To do:
Output all of the entries exactly as written.

Data for the task:
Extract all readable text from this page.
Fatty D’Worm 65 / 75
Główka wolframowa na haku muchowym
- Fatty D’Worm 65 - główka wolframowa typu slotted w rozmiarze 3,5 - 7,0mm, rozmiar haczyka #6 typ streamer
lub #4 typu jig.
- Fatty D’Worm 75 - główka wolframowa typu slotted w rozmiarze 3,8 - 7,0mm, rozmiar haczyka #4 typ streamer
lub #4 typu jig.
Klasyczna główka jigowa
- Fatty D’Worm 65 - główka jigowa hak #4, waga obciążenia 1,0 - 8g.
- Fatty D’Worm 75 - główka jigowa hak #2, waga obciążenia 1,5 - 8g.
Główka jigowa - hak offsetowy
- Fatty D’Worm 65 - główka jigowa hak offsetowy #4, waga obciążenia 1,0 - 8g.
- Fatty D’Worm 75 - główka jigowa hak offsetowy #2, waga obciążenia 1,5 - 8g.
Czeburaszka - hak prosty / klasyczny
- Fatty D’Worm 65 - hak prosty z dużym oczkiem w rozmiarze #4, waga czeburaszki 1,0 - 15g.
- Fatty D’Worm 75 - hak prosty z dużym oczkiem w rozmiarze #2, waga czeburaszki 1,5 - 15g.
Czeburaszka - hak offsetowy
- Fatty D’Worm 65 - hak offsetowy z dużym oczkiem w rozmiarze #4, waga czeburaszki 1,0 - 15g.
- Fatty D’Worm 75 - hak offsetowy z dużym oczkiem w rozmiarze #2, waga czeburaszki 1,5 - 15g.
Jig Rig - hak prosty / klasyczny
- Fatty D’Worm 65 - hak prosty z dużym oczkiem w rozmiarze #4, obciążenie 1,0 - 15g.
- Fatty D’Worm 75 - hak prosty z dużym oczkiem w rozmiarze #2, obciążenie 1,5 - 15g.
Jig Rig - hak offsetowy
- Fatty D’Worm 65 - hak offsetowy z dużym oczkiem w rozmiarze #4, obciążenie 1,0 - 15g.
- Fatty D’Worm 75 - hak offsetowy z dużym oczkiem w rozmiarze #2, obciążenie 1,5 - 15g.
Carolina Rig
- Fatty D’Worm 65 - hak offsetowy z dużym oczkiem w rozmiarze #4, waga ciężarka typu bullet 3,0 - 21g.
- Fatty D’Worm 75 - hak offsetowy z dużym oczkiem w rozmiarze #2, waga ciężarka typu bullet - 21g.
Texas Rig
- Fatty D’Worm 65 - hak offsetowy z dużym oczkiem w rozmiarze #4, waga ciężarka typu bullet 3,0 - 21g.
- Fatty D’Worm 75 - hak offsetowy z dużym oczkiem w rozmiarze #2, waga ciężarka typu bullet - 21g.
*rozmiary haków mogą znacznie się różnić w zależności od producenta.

The completed task:
Extract all readable text from this page.
Fatty D’Worm 65 / 75
Główka wolframowa na haku muchowym
- Fatty D’Worm 65 - główka wolframowa typu slotted w rozmiarze 3,5 - 7,0mm, rozmiar haczyka #6 typ streamer
lub #4 typu jig.
- Fatty D’Worm 75 - główka wolframowa typu slotted w rozmiarze 3,8 - 7,0mm, rozmiar haczyka #4 typ streamer
lub #4 typu jig.
Klasyczna główka jigowa
- Fatty D’Worm 65 - główka jigowa hak #4, waga obciążenia 1,0 - 8g.
- Fatty D’Worm 75 - główka jigowa hak #2, waga obciążenia 1,5 - 8g.
Główka jigowa - hak offsetowy
- Fatty D’Worm 65 - główka jigowa hak offsetowy #4, waga obciążenia 1,0 - 8g.
- Fatty D’Worm 75 - główka jigowa hak offsetowy #2, waga obciążenia 1,5 - 8g.
Czeburaszka - hak prosty / klasyczny
- Fatty D’Worm 65 - hak prosty z dużym oczkiem w rozmiarze #4, waga czeburaszki 1,0 - 15g.
- Fatty D’Worm 75 - hak prosty z dużym oczkiem w rozmiarze #2, waga czeburaszki 1,5 - 15g.
Czeburaszka - hak offsetowy
- Fatty D’Worm 65 - hak offsetowy z dużym oczkiem w rozmiarze #4, waga czeburaszki 1,0 - 15g.
- Fatty D’Worm 75 - hak offsetowy z dużym oczkiem w rozmiarze #2, waga czeburaszki 1,5 - 15g.
Jig Rig - hak prosty / klasyczny
- Fatty D’Worm 65 - hak prosty z dużym oczkiem w rozmiarze #4, obciążenie 1,0 - 15g.
- Fatty D’Worm 75 - hak prosty z dużym oczkiem w rozmiarze #2, obciążenie 1,5 - 15g.
Jig Rig - hak offsetowy
- Fatty D’Worm 65 - hak offsetowy z dużym oczkiem w rozmiarze #4, obciążenie 1,0 - 15g.
- Fatty D’Worm 75 - hak offsetowy z dużym oczkiem w rozmiarze #2, obciążenie 1,5 - 15g.
Carolina Rig
- Fatty D’Worm 65 - hak offsetowy z dużym oczkiem w rozmiarze #4, waga ciężarka typu bullet 3,0 - 21g.
- Fatty D’Worm 75 - hak offsetowy z dużym oczkiem w rozmiarze #2, waga ciężarka typu bullet - 21g.
Texas Rig
- Fatty D’Worm 65 - hak offsetowy z dużym oczkiem w rozmiarze #4, waga ciężarka typu bullet 3,0 - 21g.
- Fatty D’Worm 75 - hak offsetowy z dużym oczkiem w rozmiarze #2, waga ciężarka typu bullet - 21g.
*rozmiary haków mogą znacznie się różnić w zależności od producenta.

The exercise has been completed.